** start of Records for processing **

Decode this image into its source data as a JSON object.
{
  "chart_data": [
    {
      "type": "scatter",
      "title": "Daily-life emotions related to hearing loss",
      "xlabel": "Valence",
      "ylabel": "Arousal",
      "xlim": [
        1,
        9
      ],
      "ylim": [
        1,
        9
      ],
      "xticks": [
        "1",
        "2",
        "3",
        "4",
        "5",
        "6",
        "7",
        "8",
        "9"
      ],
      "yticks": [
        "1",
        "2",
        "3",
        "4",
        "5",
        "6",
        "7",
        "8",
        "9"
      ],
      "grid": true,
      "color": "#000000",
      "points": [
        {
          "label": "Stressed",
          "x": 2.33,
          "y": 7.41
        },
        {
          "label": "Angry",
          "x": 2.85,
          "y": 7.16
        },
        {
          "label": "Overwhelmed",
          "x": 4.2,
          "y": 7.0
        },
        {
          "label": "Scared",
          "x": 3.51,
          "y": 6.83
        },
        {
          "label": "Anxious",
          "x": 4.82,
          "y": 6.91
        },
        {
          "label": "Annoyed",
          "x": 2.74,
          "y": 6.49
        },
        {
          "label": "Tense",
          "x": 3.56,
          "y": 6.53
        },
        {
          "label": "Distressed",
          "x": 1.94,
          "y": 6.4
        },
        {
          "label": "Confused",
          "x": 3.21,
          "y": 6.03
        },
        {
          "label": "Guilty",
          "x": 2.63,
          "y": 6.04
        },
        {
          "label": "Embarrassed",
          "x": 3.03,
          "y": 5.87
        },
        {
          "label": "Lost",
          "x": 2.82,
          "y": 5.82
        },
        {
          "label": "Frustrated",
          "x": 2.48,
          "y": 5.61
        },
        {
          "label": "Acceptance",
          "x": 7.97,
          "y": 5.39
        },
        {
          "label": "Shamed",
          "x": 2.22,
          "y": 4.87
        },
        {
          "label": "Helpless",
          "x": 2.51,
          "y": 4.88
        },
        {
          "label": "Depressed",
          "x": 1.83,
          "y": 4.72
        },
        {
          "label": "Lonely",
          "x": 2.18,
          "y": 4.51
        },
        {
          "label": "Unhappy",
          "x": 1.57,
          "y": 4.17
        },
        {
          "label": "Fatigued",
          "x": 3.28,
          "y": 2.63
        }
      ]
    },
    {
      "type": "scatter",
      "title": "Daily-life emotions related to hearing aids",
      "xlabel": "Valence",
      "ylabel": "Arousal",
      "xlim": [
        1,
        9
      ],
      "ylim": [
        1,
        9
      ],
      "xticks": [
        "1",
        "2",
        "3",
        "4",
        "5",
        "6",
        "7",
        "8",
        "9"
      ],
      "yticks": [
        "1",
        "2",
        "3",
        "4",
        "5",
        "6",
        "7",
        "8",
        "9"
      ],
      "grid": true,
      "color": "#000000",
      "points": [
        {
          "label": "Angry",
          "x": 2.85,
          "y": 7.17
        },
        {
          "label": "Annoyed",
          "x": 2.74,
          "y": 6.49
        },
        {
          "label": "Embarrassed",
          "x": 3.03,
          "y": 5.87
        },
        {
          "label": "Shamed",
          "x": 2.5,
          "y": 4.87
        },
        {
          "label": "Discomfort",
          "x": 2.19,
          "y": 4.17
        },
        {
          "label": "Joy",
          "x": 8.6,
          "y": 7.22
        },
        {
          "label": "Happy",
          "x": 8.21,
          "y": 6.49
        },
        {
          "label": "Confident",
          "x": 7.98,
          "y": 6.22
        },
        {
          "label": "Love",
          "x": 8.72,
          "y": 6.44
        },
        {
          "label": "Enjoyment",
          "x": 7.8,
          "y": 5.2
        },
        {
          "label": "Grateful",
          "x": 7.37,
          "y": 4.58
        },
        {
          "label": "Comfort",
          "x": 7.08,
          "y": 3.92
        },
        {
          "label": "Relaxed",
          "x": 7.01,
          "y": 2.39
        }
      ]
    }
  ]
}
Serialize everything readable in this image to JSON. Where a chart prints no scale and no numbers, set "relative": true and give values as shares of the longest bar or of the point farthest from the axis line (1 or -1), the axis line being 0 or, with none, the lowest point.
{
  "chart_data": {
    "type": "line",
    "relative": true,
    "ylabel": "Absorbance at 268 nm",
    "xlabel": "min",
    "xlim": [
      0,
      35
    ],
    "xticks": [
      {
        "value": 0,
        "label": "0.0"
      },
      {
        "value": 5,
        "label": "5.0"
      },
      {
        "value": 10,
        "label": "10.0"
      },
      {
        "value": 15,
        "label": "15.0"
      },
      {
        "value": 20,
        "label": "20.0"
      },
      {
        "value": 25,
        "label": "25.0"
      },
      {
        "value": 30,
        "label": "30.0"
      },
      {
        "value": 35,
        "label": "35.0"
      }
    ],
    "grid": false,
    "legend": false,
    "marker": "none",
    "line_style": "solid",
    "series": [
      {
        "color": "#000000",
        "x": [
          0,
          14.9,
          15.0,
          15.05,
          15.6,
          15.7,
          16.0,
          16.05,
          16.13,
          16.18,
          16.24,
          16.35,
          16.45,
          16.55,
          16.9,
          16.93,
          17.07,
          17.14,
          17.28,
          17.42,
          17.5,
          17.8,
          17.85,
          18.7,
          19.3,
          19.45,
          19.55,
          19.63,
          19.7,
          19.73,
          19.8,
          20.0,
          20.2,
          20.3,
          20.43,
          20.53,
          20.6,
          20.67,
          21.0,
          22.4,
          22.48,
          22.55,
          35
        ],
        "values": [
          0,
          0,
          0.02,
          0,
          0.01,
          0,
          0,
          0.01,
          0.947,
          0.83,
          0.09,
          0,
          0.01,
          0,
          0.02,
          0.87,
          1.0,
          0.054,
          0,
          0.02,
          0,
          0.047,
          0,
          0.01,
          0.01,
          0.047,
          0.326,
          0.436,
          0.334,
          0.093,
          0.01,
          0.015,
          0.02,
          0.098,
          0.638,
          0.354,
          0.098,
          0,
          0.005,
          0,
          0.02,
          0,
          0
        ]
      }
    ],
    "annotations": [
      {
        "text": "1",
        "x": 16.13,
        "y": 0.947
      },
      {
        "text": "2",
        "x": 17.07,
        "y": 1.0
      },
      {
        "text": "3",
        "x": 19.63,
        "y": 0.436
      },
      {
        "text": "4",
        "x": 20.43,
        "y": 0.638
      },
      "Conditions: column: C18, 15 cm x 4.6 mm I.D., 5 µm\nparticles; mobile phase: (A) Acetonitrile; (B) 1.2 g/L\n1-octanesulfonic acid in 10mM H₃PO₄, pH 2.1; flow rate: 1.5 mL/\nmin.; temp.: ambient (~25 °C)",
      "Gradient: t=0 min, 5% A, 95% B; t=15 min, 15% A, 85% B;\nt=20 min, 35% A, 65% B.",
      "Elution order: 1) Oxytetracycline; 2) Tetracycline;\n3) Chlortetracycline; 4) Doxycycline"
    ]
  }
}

** end of Records for processing **

**Given request**
Gather each line of the records holding the string "image".

**Right answer**
Decode this image into its source data as a JSON object.
Serialize everything readable in this image to JSON. Where a chart prints no scale and no numbers, set "relative": true and give values as shares of the longest bar or of the point farthest from the axis line (1 or -1), the axis line being 0 or, with none, the lowest point.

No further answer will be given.